→ Short exercise
Everything in the data should be repeated exactly, save for the images.

— start of Records shown —

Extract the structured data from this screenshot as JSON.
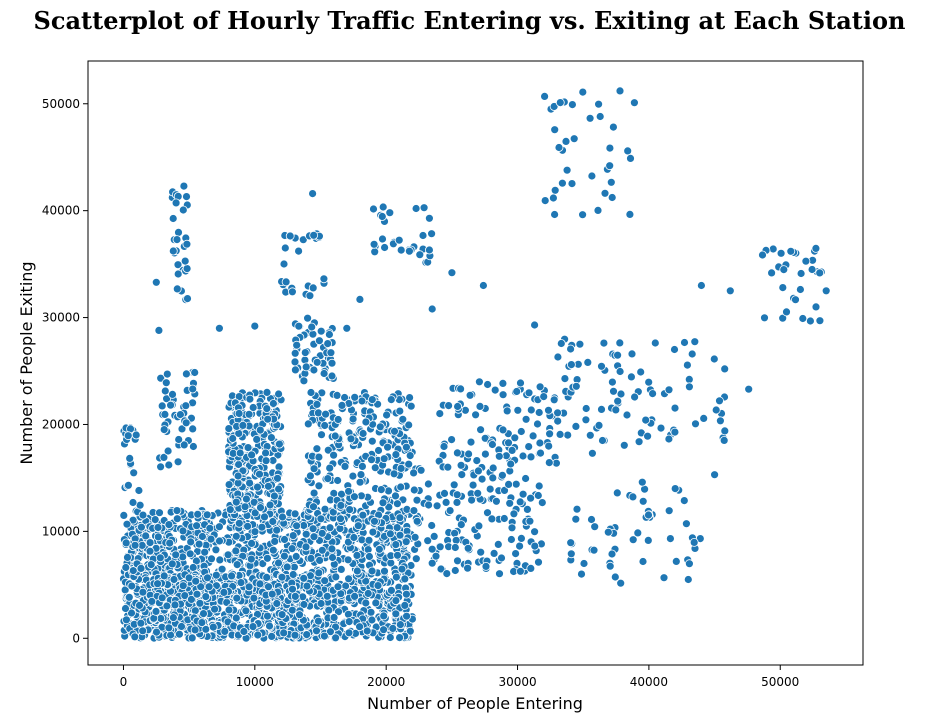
{
  "chart_data": {
    "type": "scatter",
    "title": "Scatterplot of Hourly Traffic Entering vs. Exiting at Each Station",
    "xlabel": "Number of People Entering",
    "ylabel": "Number of People Exiting",
    "xlim": [
      -2700,
      56300
    ],
    "ylim": [
      -2500,
      54000
    ],
    "xticks": [
      0,
      10000,
      20000,
      30000,
      40000,
      50000
    ],
    "yticks": [
      0,
      10000,
      20000,
      30000,
      40000,
      50000
    ],
    "grid": false,
    "legend": "none",
    "marker_color": "#1f77b4",
    "marker_edge_color": "#ffffff",
    "clusters": [
      {
        "x": [
          0,
          22000
        ],
        "y": [
          0,
          12000
        ],
        "n": 1500
      },
      {
        "x": [
          2000,
          14000
        ],
        "y": [
          0,
          6000
        ],
        "n": 400
      },
      {
        "x": [
          8000,
          12000
        ],
        "y": [
          12000,
          23000
        ],
        "n": 300
      },
      {
        "x": [
          14000,
          22000
        ],
        "y": [
          12000,
          23000
        ],
        "n": 250
      },
      {
        "x": [
          22000,
          32000
        ],
        "y": [
          6000,
          16000
        ],
        "n": 150
      },
      {
        "x": [
          24000,
          33000
        ],
        "y": [
          16000,
          24000
        ],
        "n": 100
      },
      {
        "x": [
          33000,
          46000
        ],
        "y": [
          18000,
          28000
        ],
        "n": 90
      },
      {
        "x": [
          34000,
          44000
        ],
        "y": [
          5000,
          14000
        ],
        "n": 50
      },
      {
        "x": [
          3500,
          5000
        ],
        "y": [
          31000,
          42000
        ],
        "n": 30
      },
      {
        "x": [
          2500,
          5500
        ],
        "y": [
          16000,
          25000
        ],
        "n": 50
      },
      {
        "x": [
          13000,
          16000
        ],
        "y": [
          24000,
          30000
        ],
        "n": 50
      },
      {
        "x": [
          12000,
          15500
        ],
        "y": [
          32000,
          38000
        ],
        "n": 25
      },
      {
        "x": [
          19000,
          23500
        ],
        "y": [
          35000,
          40500
        ],
        "n": 30
      },
      {
        "x": [
          32000,
          39000
        ],
        "y": [
          39500,
          51500
        ],
        "n": 35
      },
      {
        "x": [
          48000,
          53500
        ],
        "y": [
          29500,
          36500
        ],
        "n": 30
      },
      {
        "x": [
          0,
          1500
        ],
        "y": [
          0,
          20000
        ],
        "n": 60
      }
    ],
    "points": [
      [
        37800,
        51200
      ],
      [
        38900,
        50100
      ],
      [
        4600,
        42300
      ],
      [
        14400,
        41600
      ],
      [
        53500,
        32500
      ],
      [
        50800,
        36200
      ],
      [
        47600,
        23300
      ],
      [
        43000,
        5500
      ],
      [
        12200,
        500
      ],
      [
        15300,
        200
      ],
      [
        19800,
        800
      ],
      [
        25000,
        34200
      ],
      [
        27400,
        33000
      ],
      [
        31300,
        29300
      ],
      [
        2500,
        33300
      ],
      [
        7300,
        29000
      ],
      [
        10000,
        29200
      ],
      [
        2700,
        28800
      ],
      [
        23500,
        30800
      ],
      [
        17000,
        29000
      ],
      [
        44000,
        33000
      ],
      [
        46200,
        32500
      ],
      [
        42000,
        14000
      ],
      [
        45000,
        15300
      ],
      [
        35700,
        17300
      ],
      [
        34100,
        25600
      ],
      [
        39500,
        14600
      ],
      [
        18000,
        31700
      ]
    ]
  }
}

— end of Records shown —

→ Written solution
Extract the structured data from this screenshot as JSON.
{
  "chart_data": {
    "type": "scatter",
    "title": "Scatterplot of Hourly Traffic Entering vs. Exiting at Each Station",
    "xlabel": "Number of People Entering",
    "ylabel": "Number of People Exiting",
    "xlim": [
      -2700,
      56300
    ],
    "ylim": [
      -2500,
      54000
    ],
    "xticks": [
      0,
      10000,
      20000,
      30000,
      40000,
      50000
    ],
    "yticks": [
      0,
      10000,
      20000,
      30000,
      40000,
      50000
    ],
    "grid": false,
    "legend": "none",
    "marker_color": "#1f77b4",
    "marker_edge_color": "#ffffff",
    "clusters": [
      {
        "x": [
          0,
          22000
        ],
        "y": [
          0,
          12000
        ],
        "n": 1500
      },
      {
        "x": [
          2000,
          14000
        ],
        "y": [
          0,
          6000
        ],
        "n": 400
      },
      {
        "x": [
          8000,
          12000
        ],
        "y": [
          12000,
          23000
        ],
        "n": 300
      },
      {
        "x": [
          14000,
          22000
        ],
        "y": [
          12000,
          23000
        ],
        "n": 250
      },
      {
        "x": [
          22000,
          32000
        ],
        "y": [
          6000,
          16000
        ],
        "n": 150
      },
      {
        "x": [
          24000,
          33000
        ],
        "y": [
          16000,
          24000
        ],
        "n": 100
      },
      {
        "x": [
          33000,
          46000
        ],
        "y": [
          18000,
          28000
        ],
        "n": 90
      },
      {
        "x": [
          34000,
          44000
        ],
        "y": [
          5000,
          14000
        ],
        "n": 50
      },
      {
        "x": [
          3500,
          5000
        ],
        "y": [
          31000,
          42000
        ],
        "n": 30
      },
      {
        "x": [
          2500,
          5500
        ],
        "y": [
          16000,
          25000
        ],
        "n": 50
      },
      {
        "x": [
          13000,
          16000
        ],
        "y": [
          24000,
          30000
        ],
        "n": 50
      },
      {
        "x": [
          12000,
          15500
        ],
        "y": [
          32000,
          38000
        ],
        "n": 25
      },
      {
        "x": [
          19000,
          23500
        ],
        "y": [
          35000,
          40500
        ],
        "n": 30
      },
      {
        "x": [
          32000,
          39000
        ],
        "y": [
          39500,
          51500
        ],
        "n": 35
      },
      {
        "x": [
          48000,
          53500
        ],
        "y": [
          29500,
          36500
        ],
        "n": 30
      },
      {
        "x": [
          0,
          1500
        ],
        "y": [
          0,
          20000
        ],
        "n": 60
      }
    ],
    "points": [
      [
        37800,
        51200
      ],
      [
        38900,
        50100
      ],
      [
        4600,
        42300
      ],
      [
        14400,
        41600
      ],
      [
        53500,
        32500
      ],
      [
        50800,
        36200
      ],
      [
        47600,
        23300
      ],
      [
        43000,
        5500
      ],
      [
        12200,
        500
      ],
      [
        15300,
        200
      ],
      [
        19800,
        800
      ],
      [
        25000,
        34200
      ],
      [
        27400,
        33000
      ],
      [
        31300,
        29300
      ],
      [
        2500,
        33300
      ],
      [
        7300,
        29000
      ],
      [
        10000,
        29200
      ],
      [
        2700,
        28800
      ],
      [
        23500,
        30800
      ],
      [
        17000,
        29000
      ],
      [
        44000,
        33000
      ],
      [
        46200,
        32500
      ],
      [
        42000,
        14000
      ],
      [
        45000,
        15300
      ],
      [
        35700,
        17300
      ],
      [
        34100,
        25600
      ],
      [
        39500,
        14600
      ],
      [
        18000,
        31700
      ]
    ]
  }
}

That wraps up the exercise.